─── MATERIAL PROVIDED ───

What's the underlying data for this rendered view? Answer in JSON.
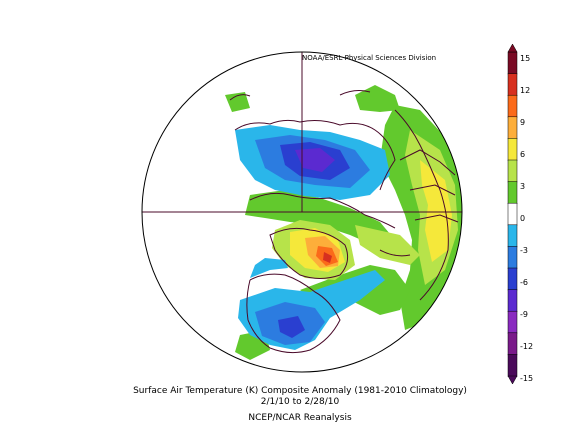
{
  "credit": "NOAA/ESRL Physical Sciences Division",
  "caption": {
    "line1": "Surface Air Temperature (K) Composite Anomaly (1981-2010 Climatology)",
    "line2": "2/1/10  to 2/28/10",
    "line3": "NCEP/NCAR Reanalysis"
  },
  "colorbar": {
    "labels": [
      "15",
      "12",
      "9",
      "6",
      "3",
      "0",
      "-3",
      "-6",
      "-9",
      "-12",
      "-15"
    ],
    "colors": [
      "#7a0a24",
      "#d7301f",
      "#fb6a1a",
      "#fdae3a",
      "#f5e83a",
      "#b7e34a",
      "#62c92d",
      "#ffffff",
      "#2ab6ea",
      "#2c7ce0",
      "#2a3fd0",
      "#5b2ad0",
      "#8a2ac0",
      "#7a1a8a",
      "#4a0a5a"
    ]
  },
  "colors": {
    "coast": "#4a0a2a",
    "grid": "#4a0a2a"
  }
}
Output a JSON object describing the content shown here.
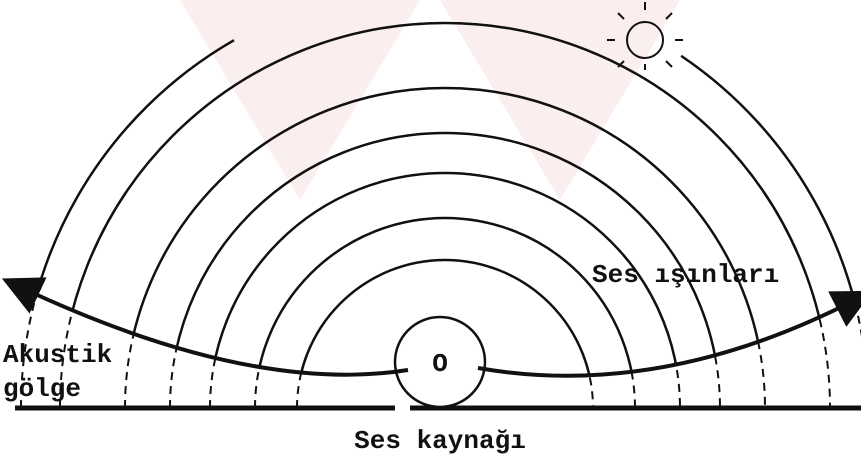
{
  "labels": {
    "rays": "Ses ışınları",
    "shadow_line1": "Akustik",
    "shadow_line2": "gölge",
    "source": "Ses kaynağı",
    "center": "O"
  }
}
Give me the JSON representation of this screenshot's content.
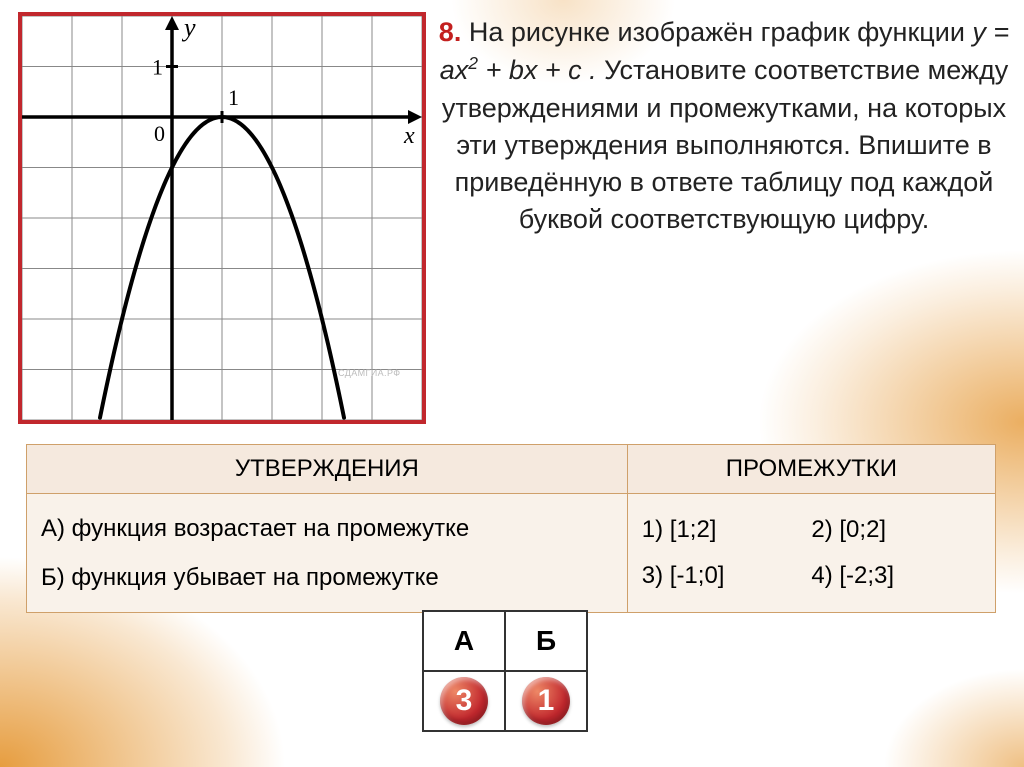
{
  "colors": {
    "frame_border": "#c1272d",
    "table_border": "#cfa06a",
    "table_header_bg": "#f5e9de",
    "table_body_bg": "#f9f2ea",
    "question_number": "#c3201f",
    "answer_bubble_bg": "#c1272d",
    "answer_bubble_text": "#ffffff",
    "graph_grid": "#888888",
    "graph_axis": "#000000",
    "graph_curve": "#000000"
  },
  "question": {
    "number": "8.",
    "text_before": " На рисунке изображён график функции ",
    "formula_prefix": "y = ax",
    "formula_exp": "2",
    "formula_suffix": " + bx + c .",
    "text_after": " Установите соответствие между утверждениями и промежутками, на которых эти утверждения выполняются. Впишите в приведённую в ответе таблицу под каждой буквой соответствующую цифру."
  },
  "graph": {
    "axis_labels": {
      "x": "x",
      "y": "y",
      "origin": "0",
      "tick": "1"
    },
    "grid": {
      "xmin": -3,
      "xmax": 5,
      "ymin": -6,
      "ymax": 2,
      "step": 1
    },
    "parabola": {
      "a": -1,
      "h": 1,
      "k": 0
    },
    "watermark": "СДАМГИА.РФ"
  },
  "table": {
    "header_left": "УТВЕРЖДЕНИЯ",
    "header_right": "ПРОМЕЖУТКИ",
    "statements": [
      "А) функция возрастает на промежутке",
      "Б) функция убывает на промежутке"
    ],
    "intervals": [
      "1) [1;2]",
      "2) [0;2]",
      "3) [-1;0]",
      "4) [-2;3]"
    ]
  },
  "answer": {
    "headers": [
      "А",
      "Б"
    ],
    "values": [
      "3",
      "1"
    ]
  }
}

───
─── MATERIAL PROVIDED ───

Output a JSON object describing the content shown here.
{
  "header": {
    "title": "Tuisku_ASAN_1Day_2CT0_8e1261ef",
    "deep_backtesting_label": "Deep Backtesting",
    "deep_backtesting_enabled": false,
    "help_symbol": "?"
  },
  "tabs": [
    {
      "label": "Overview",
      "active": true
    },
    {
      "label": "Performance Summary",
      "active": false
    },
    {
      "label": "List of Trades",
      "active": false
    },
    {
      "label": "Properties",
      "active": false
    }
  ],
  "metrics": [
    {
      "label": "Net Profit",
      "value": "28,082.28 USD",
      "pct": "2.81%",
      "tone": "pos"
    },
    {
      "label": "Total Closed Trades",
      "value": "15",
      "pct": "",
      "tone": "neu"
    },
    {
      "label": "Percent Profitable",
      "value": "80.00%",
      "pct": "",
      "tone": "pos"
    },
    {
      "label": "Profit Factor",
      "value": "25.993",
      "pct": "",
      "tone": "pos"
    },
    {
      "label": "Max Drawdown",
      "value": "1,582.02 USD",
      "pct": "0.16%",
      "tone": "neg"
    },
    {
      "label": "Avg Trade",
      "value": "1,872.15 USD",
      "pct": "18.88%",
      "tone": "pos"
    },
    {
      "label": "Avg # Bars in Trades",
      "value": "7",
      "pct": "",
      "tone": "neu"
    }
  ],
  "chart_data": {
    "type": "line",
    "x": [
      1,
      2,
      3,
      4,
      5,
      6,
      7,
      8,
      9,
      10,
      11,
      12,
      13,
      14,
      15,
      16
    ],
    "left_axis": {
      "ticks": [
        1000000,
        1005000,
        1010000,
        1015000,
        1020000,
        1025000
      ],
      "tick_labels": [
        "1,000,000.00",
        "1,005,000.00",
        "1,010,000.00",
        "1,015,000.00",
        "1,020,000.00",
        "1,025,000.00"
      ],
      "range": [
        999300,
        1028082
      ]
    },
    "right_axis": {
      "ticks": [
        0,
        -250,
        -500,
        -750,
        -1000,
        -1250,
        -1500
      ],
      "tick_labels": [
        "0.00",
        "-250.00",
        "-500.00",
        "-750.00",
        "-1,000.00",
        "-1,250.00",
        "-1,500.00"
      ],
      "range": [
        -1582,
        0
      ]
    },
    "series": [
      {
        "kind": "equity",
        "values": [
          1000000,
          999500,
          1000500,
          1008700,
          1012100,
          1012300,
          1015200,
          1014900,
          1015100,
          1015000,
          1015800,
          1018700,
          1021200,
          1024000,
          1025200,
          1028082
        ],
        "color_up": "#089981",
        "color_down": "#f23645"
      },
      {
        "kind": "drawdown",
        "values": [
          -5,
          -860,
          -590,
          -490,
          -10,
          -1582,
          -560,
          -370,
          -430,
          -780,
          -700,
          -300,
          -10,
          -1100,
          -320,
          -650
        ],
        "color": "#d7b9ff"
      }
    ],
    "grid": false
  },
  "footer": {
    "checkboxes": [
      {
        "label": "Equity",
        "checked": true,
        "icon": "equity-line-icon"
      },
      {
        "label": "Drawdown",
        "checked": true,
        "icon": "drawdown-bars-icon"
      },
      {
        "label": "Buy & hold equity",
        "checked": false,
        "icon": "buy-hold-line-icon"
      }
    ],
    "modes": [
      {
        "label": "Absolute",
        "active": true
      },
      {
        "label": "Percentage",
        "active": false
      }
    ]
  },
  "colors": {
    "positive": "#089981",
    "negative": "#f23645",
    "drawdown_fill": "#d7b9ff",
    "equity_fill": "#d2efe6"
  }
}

───

Check each line in the records for the word "промежутке" and say how many have it, with nothing else.

### ANSWER BELOW
2